-------- DATA PROVIDED --------
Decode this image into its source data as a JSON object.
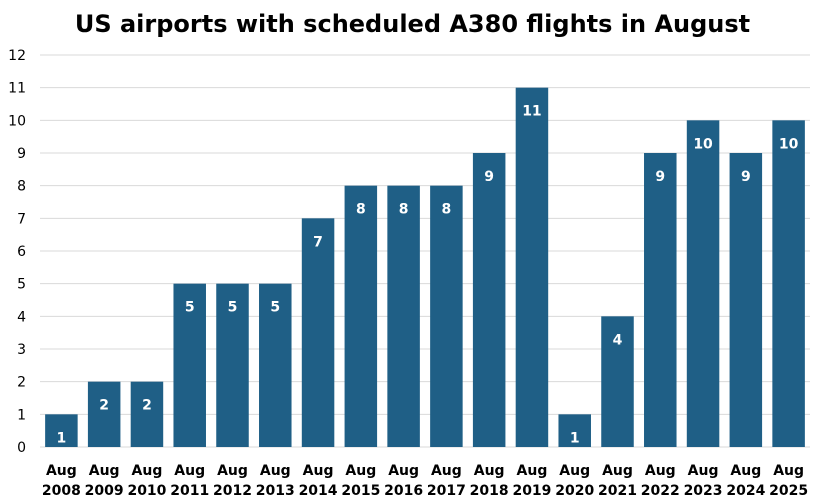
{
  "chart_data": {
    "type": "bar",
    "title": "US airports with scheduled A380 flights in August",
    "categories": [
      [
        "Aug",
        "2008"
      ],
      [
        "Aug",
        "2009"
      ],
      [
        "Aug",
        "2010"
      ],
      [
        "Aug",
        "2011"
      ],
      [
        "Aug",
        "2012"
      ],
      [
        "Aug",
        "2013"
      ],
      [
        "Aug",
        "2014"
      ],
      [
        "Aug",
        "2015"
      ],
      [
        "Aug",
        "2016"
      ],
      [
        "Aug",
        "2017"
      ],
      [
        "Aug",
        "2018"
      ],
      [
        "Aug",
        "2019"
      ],
      [
        "Aug",
        "2020"
      ],
      [
        "Aug",
        "2021"
      ],
      [
        "Aug",
        "2022"
      ],
      [
        "Aug",
        "2023"
      ],
      [
        "Aug",
        "2024"
      ],
      [
        "Aug",
        "2025"
      ]
    ],
    "values": [
      1,
      2,
      2,
      5,
      5,
      5,
      7,
      8,
      8,
      8,
      9,
      11,
      1,
      4,
      9,
      10,
      9,
      10
    ],
    "ylim": [
      0,
      12
    ],
    "yticks": [
      0,
      1,
      2,
      3,
      4,
      5,
      6,
      7,
      8,
      9,
      10,
      11,
      12
    ],
    "grid": true,
    "legend": "none",
    "bar_color": "#1f5f86",
    "grid_color": "#d9d9d9",
    "xlabel": "",
    "ylabel": ""
  }
}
--------
GIVEN INSTRUCTION:
Repeat the material above in full and exactly, omitting the pictures.

FINAL RESULT:
Decode this image into its source data as a JSON object.
{
  "chart_data": {
    "type": "bar",
    "title": "US airports with scheduled A380 flights in August",
    "categories": [
      [
        "Aug",
        "2008"
      ],
      [
        "Aug",
        "2009"
      ],
      [
        "Aug",
        "2010"
      ],
      [
        "Aug",
        "2011"
      ],
      [
        "Aug",
        "2012"
      ],
      [
        "Aug",
        "2013"
      ],
      [
        "Aug",
        "2014"
      ],
      [
        "Aug",
        "2015"
      ],
      [
        "Aug",
        "2016"
      ],
      [
        "Aug",
        "2017"
      ],
      [
        "Aug",
        "2018"
      ],
      [
        "Aug",
        "2019"
      ],
      [
        "Aug",
        "2020"
      ],
      [
        "Aug",
        "2021"
      ],
      [
        "Aug",
        "2022"
      ],
      [
        "Aug",
        "2023"
      ],
      [
        "Aug",
        "2024"
      ],
      [
        "Aug",
        "2025"
      ]
    ],
    "values": [
      1,
      2,
      2,
      5,
      5,
      5,
      7,
      8,
      8,
      8,
      9,
      11,
      1,
      4,
      9,
      10,
      9,
      10
    ],
    "ylim": [
      0,
      12
    ],
    "yticks": [
      0,
      1,
      2,
      3,
      4,
      5,
      6,
      7,
      8,
      9,
      10,
      11,
      12
    ],
    "grid": true,
    "legend": "none",
    "bar_color": "#1f5f86",
    "grid_color": "#d9d9d9",
    "xlabel": "",
    "ylabel": ""
  }
}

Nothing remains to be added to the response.